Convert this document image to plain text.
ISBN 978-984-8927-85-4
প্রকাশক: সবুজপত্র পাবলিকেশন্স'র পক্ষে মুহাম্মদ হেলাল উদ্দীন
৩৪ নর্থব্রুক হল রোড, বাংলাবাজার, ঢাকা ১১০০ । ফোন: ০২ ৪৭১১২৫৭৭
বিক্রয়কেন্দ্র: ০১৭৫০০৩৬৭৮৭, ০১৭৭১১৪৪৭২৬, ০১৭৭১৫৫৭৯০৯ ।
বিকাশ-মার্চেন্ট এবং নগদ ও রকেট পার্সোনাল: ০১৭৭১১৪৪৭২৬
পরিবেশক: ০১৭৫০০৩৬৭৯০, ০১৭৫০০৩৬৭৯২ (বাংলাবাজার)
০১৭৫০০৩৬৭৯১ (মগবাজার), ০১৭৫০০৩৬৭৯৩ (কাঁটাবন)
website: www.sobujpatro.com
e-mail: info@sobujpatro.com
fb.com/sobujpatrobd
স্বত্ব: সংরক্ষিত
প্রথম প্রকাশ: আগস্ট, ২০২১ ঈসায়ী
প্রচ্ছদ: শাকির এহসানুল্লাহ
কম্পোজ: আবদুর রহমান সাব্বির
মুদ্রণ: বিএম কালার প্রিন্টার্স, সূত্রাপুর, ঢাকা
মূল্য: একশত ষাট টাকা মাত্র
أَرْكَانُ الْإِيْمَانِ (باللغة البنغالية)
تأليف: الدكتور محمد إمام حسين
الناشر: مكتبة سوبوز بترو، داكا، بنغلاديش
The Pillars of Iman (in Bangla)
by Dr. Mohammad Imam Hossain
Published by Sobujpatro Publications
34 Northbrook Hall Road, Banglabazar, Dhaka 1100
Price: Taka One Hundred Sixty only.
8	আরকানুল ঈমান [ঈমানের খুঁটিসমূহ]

Stated exercise: Return what is listed above, exactly and completely.

Exercise output:
Convert this document image to plain text.
ISBN 978-984-8927-85-4
প্রকাশক: সবুজপত্র পাবলিকেশন্স'র পক্ষে মুহাম্মদ হেলাল উদ্দীন
৩৪ নর্থব্রুক হল রোড, বাংলাবাজার, ঢাকা ১১০০ । ফোন: ০২ ৪৭১১২৫৭৭
বিক্রয়কেন্দ্র: ০১৭৫০০৩৬৭৮৭, ০১৭৭১১৪৪৭২৬, ০১৭৭১৫৫৭৯০৯ ।
বিকাশ-মার্চেন্ট এবং নগদ ও রকেট পার্সোনাল: ০১৭৭১১৪৪৭২৬
পরিবেশক: ০১৭৫০০৩৬৭৯০, ০১৭৫০০৩৬৭৯২ (বাংলাবাজার)
০১৭৫০০৩৬৭৯১ (মগবাজার), ০১৭৫০০৩৬৭৯৩ (কাঁটাবন)
website: www.sobujpatro.com
e-mail: info@sobujpatro.com
fb.com/sobujpatrobd
স্বত্ব: সংরক্ষিত
প্রথম প্রকাশ: আগস্ট, ২০২১ ঈসায়ী
প্রচ্ছদ: শাকির এহসানুল্লাহ
কম্পোজ: আবদুর রহমান সাব্বির
মুদ্রণ: বিএম কালার প্রিন্টার্স, সূত্রাপুর, ঢাকা
মূল্য: একশত ষাট টাকা মাত্র
أَرْكَانُ الْإِيْمَانِ (باللغة البنغالية)
تأليف: الدكتور محمد إمام حسين
الناشر: مكتبة سوبوز بترو، داكا، بنغلاديش
The Pillars of Iman (in Bangla)
by Dr. Mohammad Imam Hossain
Published by Sobujpatro Publications
34 Northbrook Hall Road, Banglabazar, Dhaka 1100
Price: Taka One Hundred Sixty only.
8	আরকানুল ঈমান [ঈমানের খুঁটিসমূহ]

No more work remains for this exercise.